::: RECORD EXCERPTS :::

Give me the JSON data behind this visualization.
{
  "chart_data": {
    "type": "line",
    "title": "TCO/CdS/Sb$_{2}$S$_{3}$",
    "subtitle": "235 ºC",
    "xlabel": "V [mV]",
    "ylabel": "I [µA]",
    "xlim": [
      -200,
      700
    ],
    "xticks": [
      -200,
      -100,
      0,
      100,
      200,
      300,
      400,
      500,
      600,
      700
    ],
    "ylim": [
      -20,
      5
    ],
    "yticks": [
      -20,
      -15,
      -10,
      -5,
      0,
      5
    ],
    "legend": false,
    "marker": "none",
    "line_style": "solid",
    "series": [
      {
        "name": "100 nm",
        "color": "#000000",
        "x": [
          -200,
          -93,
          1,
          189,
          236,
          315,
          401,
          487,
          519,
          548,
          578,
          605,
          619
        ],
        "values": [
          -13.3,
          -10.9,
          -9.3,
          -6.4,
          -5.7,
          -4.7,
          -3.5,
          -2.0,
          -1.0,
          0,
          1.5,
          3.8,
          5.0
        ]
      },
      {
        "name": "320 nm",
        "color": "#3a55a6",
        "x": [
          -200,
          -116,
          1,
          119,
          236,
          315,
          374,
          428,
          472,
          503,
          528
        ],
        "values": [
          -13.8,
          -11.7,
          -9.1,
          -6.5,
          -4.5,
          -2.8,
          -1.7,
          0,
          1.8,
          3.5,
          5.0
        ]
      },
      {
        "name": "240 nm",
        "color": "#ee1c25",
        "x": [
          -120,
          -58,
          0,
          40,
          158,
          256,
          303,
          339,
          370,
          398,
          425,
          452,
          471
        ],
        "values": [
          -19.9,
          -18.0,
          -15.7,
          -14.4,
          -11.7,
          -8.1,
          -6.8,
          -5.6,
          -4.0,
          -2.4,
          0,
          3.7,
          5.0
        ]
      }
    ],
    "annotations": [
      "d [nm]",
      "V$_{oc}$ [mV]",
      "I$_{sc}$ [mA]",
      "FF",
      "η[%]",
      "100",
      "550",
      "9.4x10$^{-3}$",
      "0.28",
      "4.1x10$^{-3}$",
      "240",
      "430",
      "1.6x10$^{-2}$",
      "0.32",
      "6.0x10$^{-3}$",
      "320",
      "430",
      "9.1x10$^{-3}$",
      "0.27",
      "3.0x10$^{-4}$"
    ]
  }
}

:::

● **SET TASK**
Find "color". Copy every line it occurs in.

● **SOLVED EXERCISE**
        "color": "#000000",
        "color": "#3a55a6",
        "color": "#ee1c25",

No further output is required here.